Atualizado: 13 de jun. de 2021





No ano de 2019 eu recebi um artigo de uma colega que me surpreendeu bastante, não apenas pela pesquisa muito bem feita, ou pela escrita bem estruturada, mas pelas conclusões extremamente originais. Ela pesquisava sobre violência sexual contra criança, sendo um tema recente, polêmico e, por isso, ainda um tabu. Depois de encontrar pelo caminho vários dados empíricos, como números, relatos e até fotos, ela sugeriu algo impactante no texto, algo que mexeu muito comigo, assim como entrou na minha cabeça de um jeito inesperado. Apesar do que dizem e pensam por aí, segundo ela não podemos oferecer à criança a imagem de que o agressor sexual é um “monstro”, alguém “malvado”, “cruel” ou “estranho”, principalmente porque a agressão acontece de forma sutil, muitas vezes até imperceptível, resultado direto do comportamento de pessoas que a criança associa com carinho e afeto. Ou seja, o assédio não pode se apresentar como uma caricatura, de um jeito simplificado, caso contrário a criança não vai ter condições suficientes de identificar e combater o assediador. Seguindo o mesmo raciocínio, acredito que no caso do fascismo algo parecido acontece. Não acredita? Vamos, então, ao nosso texto de hoje!!!


A linguagem é uma ferramenta importante, sem dúvida, já que organiza nossa experiencia, até mesmo aliviando o peso de problemas, tensões e crises. Nesse processo pragmático de organização, é normal que o mundo seja simplificado, abstraído. Por esse motivo, até mesmo conceitos podem se esvaziar, perder complexidade, embora ganhando performance, eficácia e difusão. Palavras como “fascismo” são usadas como instrumentos práticos, ou seja, ferramentas que agregam e nomeiam, assim como oferecem um retrato claro e simples do mundo ao meu redor. Até aí não existe qualquer problema, nem mesmo um traço de incômodo da minha parte, a não ser por um simples detalhe: “o excesso de simplificação”. Como diria Djamila Ribeiro, ao se referir ao mal uso que fazem do seu conceito de “lugar de fala”, esse exagero reducionista pode trazer muitos riscos consigo, principalmente graças a um tipo de pressa não apenas perigosa, como incompatível com a atitude científica e política.


“Não se trata aqui de diminuir a militância feita no mundo virtual, ao contrário, mas de ilustrar o quanto, muitas vezes, há um esvaziamento de conceitos importantes por conta dessa urgência que as redes geram” (RIBEIRO, 2017, p. 31).
=======
● **Exercício proposto 1**:
Responda às perguntas abaixo com base no texto.
(a) Em que ano foi recebido o artigo da colega mencionada no texto?
(b) Sobre que tema a colega pesquisava?
(c) Segundo o texto, de quem é o conceito de “lugar de fala”?

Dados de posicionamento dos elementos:
=======
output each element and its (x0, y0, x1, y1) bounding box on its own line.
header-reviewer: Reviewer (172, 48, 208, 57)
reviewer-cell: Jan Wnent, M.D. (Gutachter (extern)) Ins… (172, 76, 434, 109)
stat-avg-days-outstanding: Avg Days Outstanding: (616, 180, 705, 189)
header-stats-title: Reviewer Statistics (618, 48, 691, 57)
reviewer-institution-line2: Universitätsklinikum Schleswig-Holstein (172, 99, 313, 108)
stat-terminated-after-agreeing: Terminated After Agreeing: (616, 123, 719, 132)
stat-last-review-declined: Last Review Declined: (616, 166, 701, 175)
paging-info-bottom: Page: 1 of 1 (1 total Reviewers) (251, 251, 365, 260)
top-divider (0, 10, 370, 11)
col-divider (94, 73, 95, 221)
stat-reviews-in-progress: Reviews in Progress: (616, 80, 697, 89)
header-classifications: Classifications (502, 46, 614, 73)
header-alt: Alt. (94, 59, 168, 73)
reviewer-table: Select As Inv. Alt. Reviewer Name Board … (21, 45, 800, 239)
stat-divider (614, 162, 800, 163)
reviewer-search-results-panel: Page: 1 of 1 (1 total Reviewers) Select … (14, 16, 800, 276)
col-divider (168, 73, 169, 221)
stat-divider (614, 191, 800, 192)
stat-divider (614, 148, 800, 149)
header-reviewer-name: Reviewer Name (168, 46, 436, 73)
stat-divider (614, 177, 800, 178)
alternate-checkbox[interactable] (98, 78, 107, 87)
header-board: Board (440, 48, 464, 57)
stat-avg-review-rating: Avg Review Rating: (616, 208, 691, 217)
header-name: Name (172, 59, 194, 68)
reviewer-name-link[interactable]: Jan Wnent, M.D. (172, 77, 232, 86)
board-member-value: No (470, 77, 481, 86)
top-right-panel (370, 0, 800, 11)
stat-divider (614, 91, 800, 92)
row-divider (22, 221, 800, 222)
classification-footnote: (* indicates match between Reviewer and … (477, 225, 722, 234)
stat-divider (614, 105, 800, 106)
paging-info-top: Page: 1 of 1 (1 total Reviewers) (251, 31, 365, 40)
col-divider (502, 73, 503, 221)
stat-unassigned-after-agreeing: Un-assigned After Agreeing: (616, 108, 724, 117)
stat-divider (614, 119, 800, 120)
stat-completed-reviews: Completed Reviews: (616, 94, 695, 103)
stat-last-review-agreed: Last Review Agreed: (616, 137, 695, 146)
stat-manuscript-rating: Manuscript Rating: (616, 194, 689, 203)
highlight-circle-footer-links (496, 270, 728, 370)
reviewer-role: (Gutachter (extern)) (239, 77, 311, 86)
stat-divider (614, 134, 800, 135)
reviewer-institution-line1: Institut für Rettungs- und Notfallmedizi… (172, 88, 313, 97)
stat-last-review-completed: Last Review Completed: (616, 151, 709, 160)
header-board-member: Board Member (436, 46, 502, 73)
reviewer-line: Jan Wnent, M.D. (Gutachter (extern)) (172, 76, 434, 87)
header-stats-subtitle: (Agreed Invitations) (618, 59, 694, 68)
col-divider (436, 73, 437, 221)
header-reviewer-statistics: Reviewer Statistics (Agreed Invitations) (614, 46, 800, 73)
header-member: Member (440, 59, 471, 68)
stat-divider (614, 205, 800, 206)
=======
● **Exercício proposto 2**:
Reescreva os registros desde o início até a linha que contém "stat-divider (614, 177, 800, 178)", incluindo essa linha. Troque "col-divider" por "column-divider" e mantenha todo o resto inalterado.

● **Resposta final 1**:
(a) Em 2019.
(b) Sobre violência sexual contra criança.
(c) De Djamila Ribeiro.

● **Resposta final 2**:
output each element and its (x0, y0, x1, y1) bounding box on its own line.
header-reviewer: Reviewer (172, 48, 208, 57)
reviewer-cell: Jan Wnent, M.D. (Gutachter (extern)) Ins… (172, 76, 434, 109)
stat-avg-days-outstanding: Avg Days Outstanding: (616, 180, 705, 189)
header-stats-title: Reviewer Statistics (618, 48, 691, 57)
reviewer-institution-line2: Universitätsklinikum Schleswig-Holstein (172, 99, 313, 108)
stat-terminated-after-agreeing: Terminated After Agreeing: (616, 123, 719, 132)
stat-last-review-declined: Last Review Declined: (616, 166, 701, 175)
paging-info-bottom: Page: 1 of 1 (1 total Reviewers) (251, 251, 365, 260)
top-divider (0, 10, 370, 11)
column-divider (94, 73, 95, 221)
stat-reviews-in-progress: Reviews in Progress: (616, 80, 697, 89)
header-classifications: Classifications (502, 46, 614, 73)
header-alt: Alt. (94, 59, 168, 73)
reviewer-table: Select As Inv. Alt. Reviewer Name Board … (21, 45, 800, 239)
stat-divider (614, 162, 800, 163)
reviewer-search-results-panel: Page: 1 of 1 (1 total Reviewers) Select … (14, 16, 800, 276)
column-divider (168, 73, 169, 221)
stat-divider (614, 191, 800, 192)
stat-divider (614, 148, 800, 149)
header-reviewer-name: Reviewer Name (168, 46, 436, 73)
stat-divider (614, 177, 800, 178)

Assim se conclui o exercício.